◆ **DIRECTIVE**:
Only lines with the word "text" are needed; collect each of them from the listing below.

◆ **RECORDS PROVIDED**:
[Begin]

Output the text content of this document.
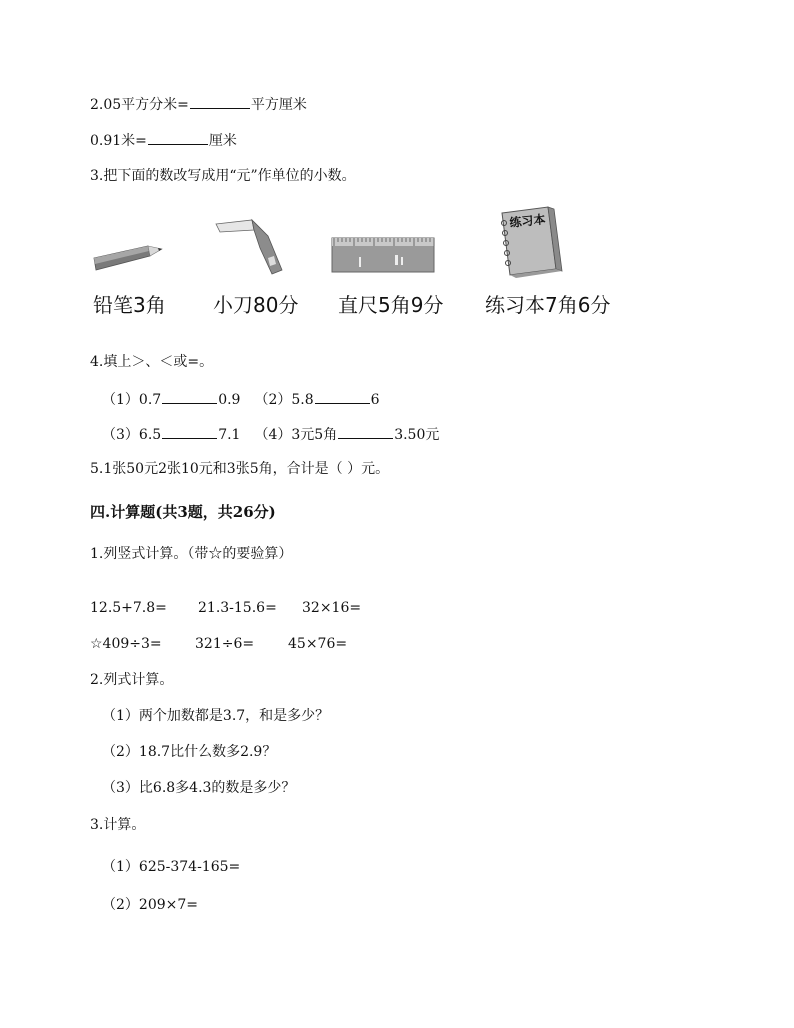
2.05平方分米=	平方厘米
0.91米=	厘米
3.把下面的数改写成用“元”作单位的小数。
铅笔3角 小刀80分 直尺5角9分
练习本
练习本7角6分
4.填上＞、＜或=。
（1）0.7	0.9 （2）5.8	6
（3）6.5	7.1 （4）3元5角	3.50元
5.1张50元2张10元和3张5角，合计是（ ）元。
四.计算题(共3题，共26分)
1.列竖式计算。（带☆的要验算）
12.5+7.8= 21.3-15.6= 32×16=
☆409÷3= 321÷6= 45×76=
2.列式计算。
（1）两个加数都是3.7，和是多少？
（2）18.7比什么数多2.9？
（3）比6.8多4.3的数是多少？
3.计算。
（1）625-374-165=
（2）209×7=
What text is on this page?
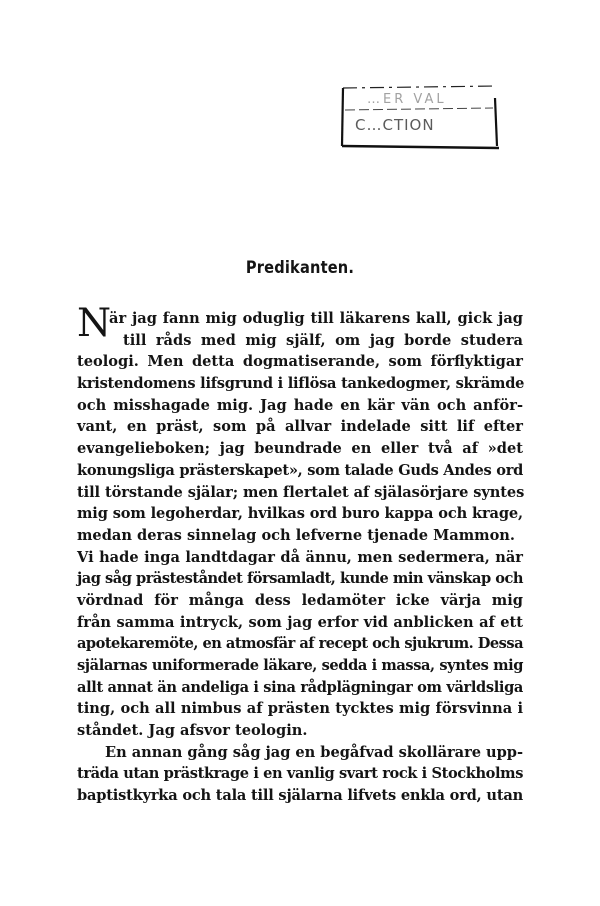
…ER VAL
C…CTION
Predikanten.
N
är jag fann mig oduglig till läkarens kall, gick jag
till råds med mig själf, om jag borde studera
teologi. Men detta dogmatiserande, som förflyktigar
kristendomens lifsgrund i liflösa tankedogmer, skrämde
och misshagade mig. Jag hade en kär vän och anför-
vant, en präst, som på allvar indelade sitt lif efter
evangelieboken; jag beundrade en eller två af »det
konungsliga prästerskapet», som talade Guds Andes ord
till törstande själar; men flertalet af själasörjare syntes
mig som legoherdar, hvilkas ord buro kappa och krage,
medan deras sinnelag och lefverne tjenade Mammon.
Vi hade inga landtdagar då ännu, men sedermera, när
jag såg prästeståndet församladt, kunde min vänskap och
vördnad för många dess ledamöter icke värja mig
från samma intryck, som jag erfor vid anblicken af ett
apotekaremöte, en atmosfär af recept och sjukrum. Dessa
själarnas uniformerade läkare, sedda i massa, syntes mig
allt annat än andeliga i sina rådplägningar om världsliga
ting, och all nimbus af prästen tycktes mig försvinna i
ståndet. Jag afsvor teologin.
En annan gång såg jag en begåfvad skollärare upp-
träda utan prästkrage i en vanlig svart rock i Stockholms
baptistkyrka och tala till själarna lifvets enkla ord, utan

[End]
[Begin]

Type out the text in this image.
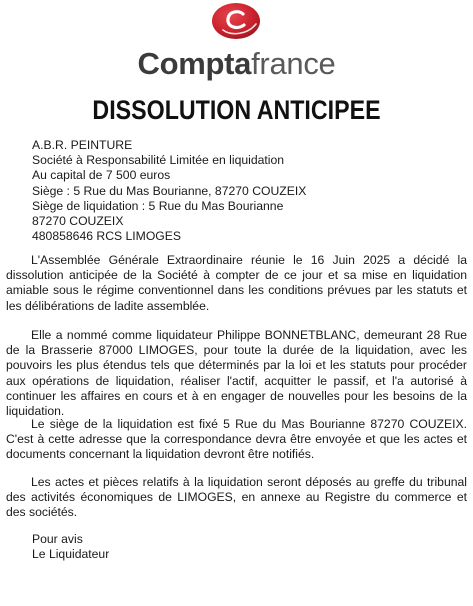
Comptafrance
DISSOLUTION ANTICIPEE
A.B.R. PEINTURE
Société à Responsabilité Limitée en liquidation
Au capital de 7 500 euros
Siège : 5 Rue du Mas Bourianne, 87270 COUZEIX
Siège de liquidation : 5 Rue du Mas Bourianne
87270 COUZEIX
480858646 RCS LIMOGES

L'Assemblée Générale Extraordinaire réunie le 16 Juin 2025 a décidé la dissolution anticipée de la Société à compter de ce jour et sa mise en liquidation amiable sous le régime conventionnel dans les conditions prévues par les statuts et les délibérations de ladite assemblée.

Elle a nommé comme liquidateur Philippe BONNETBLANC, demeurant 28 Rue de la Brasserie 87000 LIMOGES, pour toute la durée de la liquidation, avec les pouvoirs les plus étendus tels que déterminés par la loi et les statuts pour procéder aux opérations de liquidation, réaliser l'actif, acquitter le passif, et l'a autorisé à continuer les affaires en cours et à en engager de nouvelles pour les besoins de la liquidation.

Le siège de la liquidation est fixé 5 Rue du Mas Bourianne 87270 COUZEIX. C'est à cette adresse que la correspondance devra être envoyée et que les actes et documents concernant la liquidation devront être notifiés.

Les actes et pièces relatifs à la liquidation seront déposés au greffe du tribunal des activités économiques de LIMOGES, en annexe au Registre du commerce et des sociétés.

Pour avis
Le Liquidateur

[End]

◆ **FULL SOLUTION**:
Output the text content of this document.
What text is on this page?
Type out the text in this image.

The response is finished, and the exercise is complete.